» **Records shown**:

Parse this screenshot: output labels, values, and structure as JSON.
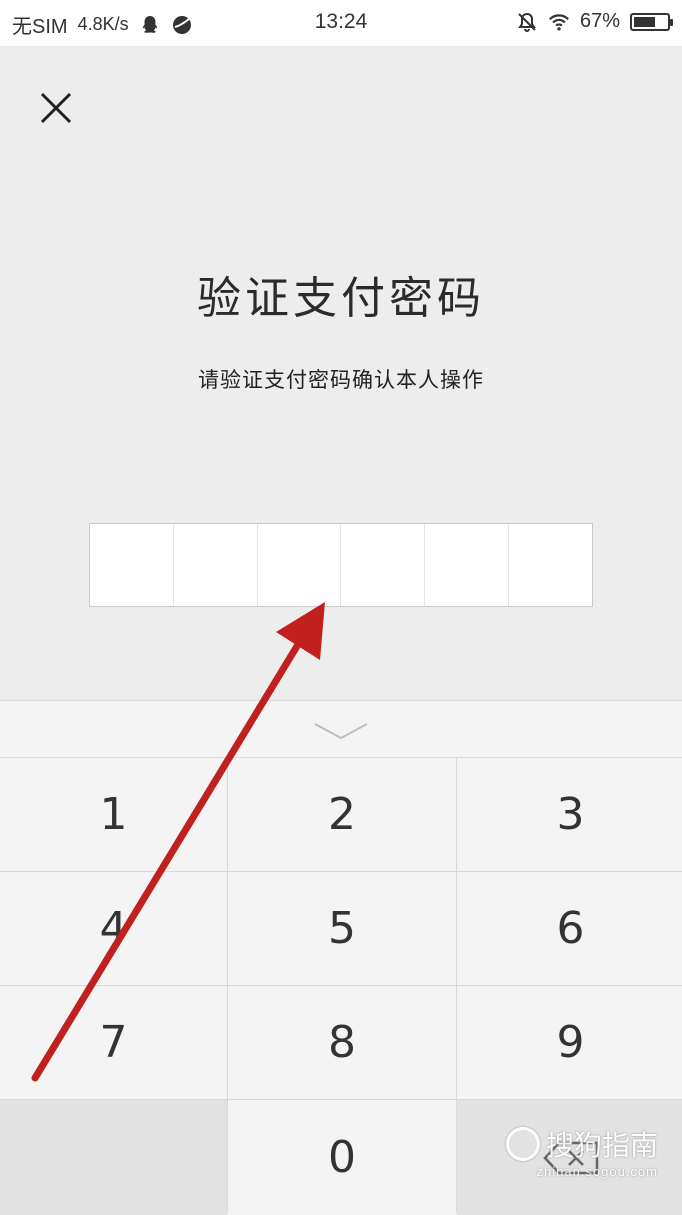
{
  "status_bar": {
    "carrier": "无SIM",
    "net_speed": "4.8K/s",
    "time": "13:24",
    "battery": "67%",
    "battery_level": 0.67,
    "icons": [
      "qq-icon",
      "browser-icon",
      "mute-icon",
      "wifi-icon",
      "battery-icon"
    ]
  },
  "dialog": {
    "title": "验证支付密码",
    "subtitle": "请验证支付密码确认本人操作",
    "password_length": 6,
    "password_digits": [
      "",
      "",
      "",
      "",
      "",
      ""
    ]
  },
  "keypad": {
    "keys": [
      "1",
      "2",
      "3",
      "4",
      "5",
      "6",
      "7",
      "8",
      "9",
      "",
      "0",
      "delete"
    ]
  },
  "watermark": {
    "brand": "搜狗指南",
    "url": "zhinan.sogou.com"
  },
  "colors": {
    "arrow": "#c0201e",
    "background": "#ededed",
    "key_bg": "#f4f4f4"
  }
}
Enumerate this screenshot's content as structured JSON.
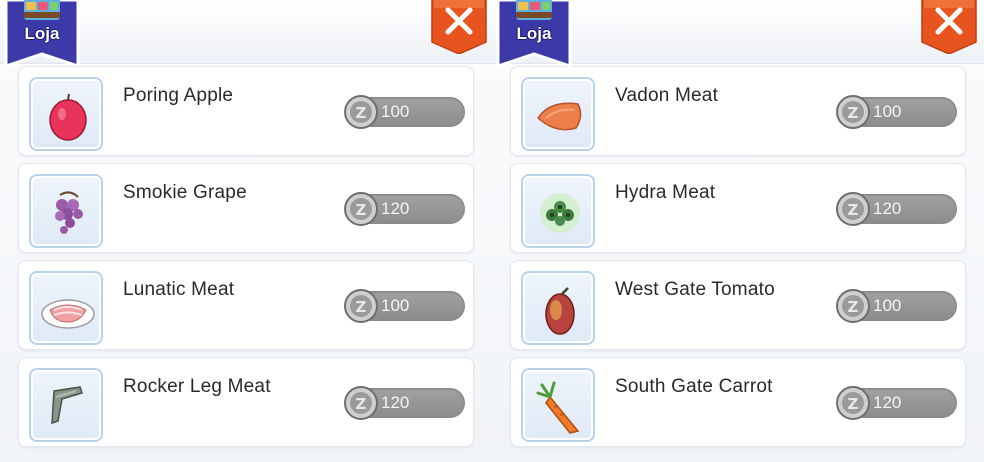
{
  "panels": [
    {
      "banner_label": "Loja",
      "items": [
        {
          "name": "Poring Apple",
          "price": "100",
          "icon": "apple-icon"
        },
        {
          "name": "Smokie Grape",
          "price": "120",
          "icon": "grape-icon"
        },
        {
          "name": "Lunatic Meat",
          "price": "100",
          "icon": "meat-plate-icon"
        },
        {
          "name": "Rocker Leg Meat",
          "price": "120",
          "icon": "leg-meat-icon"
        }
      ]
    },
    {
      "banner_label": "Loja",
      "items": [
        {
          "name": "Vadon Meat",
          "price": "100",
          "icon": "vadon-meat-icon"
        },
        {
          "name": "Hydra Meat",
          "price": "120",
          "icon": "hydra-meat-icon"
        },
        {
          "name": "West Gate Tomato",
          "price": "100",
          "icon": "tomato-icon"
        },
        {
          "name": "South Gate Carrot",
          "price": "120",
          "icon": "carrot-icon"
        }
      ]
    }
  ],
  "colors": {
    "close_button": "#e8541f",
    "banner": "#3b3aa8",
    "price_pill": "#959597",
    "thumb_border": "#b9d2ec"
  },
  "icons": {
    "currency": "zeny-coin-icon",
    "close": "close-icon",
    "shop": "shop-banner-icon"
  }
}
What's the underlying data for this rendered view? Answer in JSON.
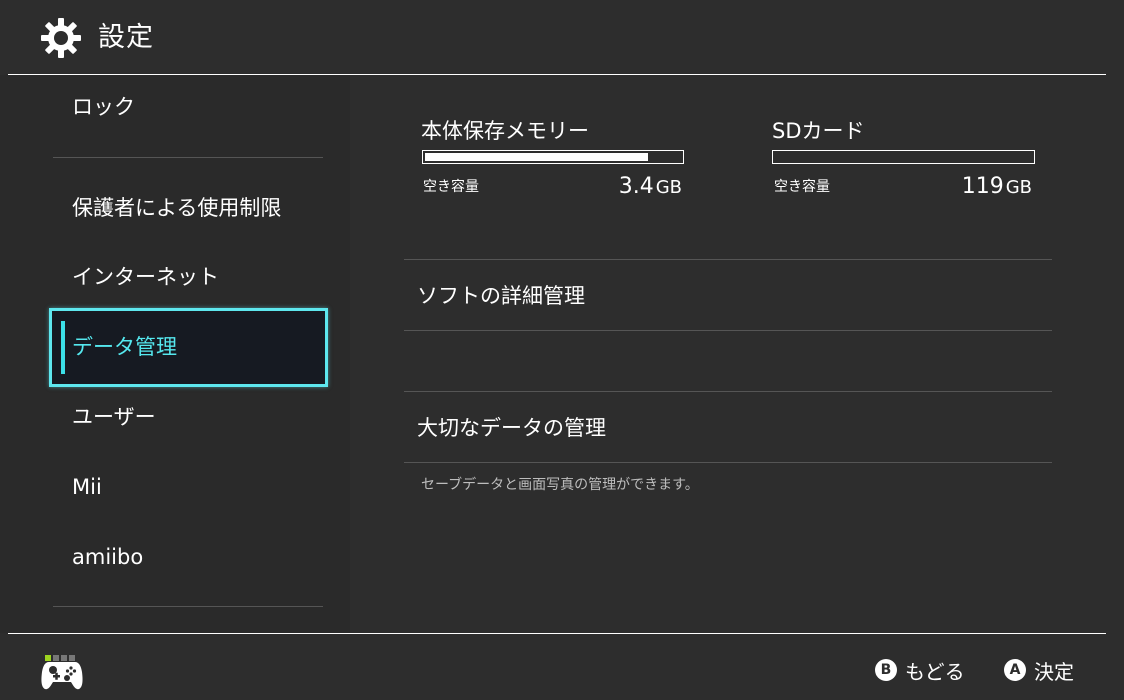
{
  "header": {
    "title": "設定",
    "icon": "gear-icon"
  },
  "sidebar": {
    "items": [
      {
        "label": "ロック"
      },
      {
        "label": "保護者による使用制限"
      },
      {
        "label": "インターネット"
      },
      {
        "label": "データ管理",
        "selected": true
      },
      {
        "label": "ユーザー"
      },
      {
        "label": "Mii"
      },
      {
        "label": "amiibo"
      }
    ],
    "accent_color": "#5ee7ee"
  },
  "storage": {
    "system": {
      "title": "本体保存メモリー",
      "free_label": "空き容量",
      "free_value": "3.4",
      "free_unit": "GB",
      "used_fraction": 0.87
    },
    "sd": {
      "title": "SDカード",
      "free_label": "空き容量",
      "free_value": "119",
      "free_unit": "GB",
      "used_fraction": 0.0
    }
  },
  "main": {
    "items": [
      {
        "label": "ソフトの詳細管理"
      },
      {
        "label": "大切なデータの管理",
        "description": "セーブデータと画面写真の管理ができます。"
      }
    ]
  },
  "footer": {
    "back": {
      "button": "B",
      "label": "もどる"
    },
    "confirm": {
      "button": "A",
      "label": "決定"
    },
    "controller_icon": "controller-icon",
    "active_player_color": "#9dd41f"
  }
}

» **Given task**: Find the line with "What's the underlying" in the listing and extract it and all lines after it through the end, exactly, without the pictures.

» **Correct response**:
What's the underlying data for this rendered view? Answer in JSON.
{
  "header": {
    "title": "設定",
    "icon": "gear-icon"
  },
  "sidebar": {
    "items": [
      {
        "label": "ロック"
      },
      {
        "label": "保護者による使用制限"
      },
      {
        "label": "インターネット"
      },
      {
        "label": "データ管理",
        "selected": true
      },
      {
        "label": "ユーザー"
      },
      {
        "label": "Mii"
      },
      {
        "label": "amiibo"
      }
    ],
    "accent_color": "#5ee7ee"
  },
  "storage": {
    "system": {
      "title": "本体保存メモリー",
      "free_label": "空き容量",
      "free_value": "3.4",
      "free_unit": "GB",
      "used_fraction": 0.87
    },
    "sd": {
      "title": "SDカード",
      "free_label": "空き容量",
      "free_value": "119",
      "free_unit": "GB",
      "used_fraction": 0.0
    }
  },
  "main": {
    "items": [
      {
        "label": "ソフトの詳細管理"
      },
      {
        "label": "大切なデータの管理",
        "description": "セーブデータと画面写真の管理ができます。"
      }
    ]
  },
  "footer": {
    "back": {
      "button": "B",
      "label": "もどる"
    },
    "confirm": {
      "button": "A",
      "label": "決定"
    },
    "controller_icon": "controller-icon",
    "active_player_color": "#9dd41f"
  }
}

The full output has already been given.